__MATERIAL FOR THIS EXERCISE__.
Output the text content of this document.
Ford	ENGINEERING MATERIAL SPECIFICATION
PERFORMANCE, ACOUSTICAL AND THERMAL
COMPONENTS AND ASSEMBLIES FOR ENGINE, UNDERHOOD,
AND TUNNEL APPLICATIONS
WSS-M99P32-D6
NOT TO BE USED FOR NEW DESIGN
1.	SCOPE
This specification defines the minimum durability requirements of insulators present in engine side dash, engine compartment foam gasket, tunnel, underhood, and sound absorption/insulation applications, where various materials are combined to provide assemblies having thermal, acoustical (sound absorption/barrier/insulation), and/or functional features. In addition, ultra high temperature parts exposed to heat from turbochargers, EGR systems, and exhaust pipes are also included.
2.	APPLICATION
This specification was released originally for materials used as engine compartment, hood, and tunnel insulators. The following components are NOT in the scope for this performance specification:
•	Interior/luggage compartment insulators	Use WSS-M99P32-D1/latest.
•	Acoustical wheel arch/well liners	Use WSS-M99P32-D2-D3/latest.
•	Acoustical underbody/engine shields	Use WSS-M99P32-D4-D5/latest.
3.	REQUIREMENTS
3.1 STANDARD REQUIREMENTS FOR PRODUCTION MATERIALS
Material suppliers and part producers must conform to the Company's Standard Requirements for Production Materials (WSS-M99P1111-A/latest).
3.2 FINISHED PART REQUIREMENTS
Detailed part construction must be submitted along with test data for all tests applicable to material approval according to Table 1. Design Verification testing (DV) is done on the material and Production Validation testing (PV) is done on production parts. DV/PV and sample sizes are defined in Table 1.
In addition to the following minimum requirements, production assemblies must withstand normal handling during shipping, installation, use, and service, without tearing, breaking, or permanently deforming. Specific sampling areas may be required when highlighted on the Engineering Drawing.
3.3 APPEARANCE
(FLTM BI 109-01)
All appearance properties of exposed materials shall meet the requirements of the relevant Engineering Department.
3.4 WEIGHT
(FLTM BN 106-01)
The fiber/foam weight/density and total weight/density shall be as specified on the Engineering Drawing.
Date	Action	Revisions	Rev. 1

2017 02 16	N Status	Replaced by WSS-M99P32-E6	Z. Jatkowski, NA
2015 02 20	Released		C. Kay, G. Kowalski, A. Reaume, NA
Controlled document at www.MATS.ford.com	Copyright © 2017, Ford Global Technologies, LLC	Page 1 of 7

__EXERCISE GOAL__.
Show every line of the records above that contains the word "following".

__EXPECTED ANSWER__.
This specification was released originally for materials used as engine compartment, hood, and tunnel insulators. The following components are NOT in the scope for this performance specification:
In addition to the following minimum requirements, production assemblies must withstand normal handling during shipping, installation, use, and service, without tearing, breaking, or permanently deforming. Specific sampling areas may be required when highlighted on the Engineering Drawing.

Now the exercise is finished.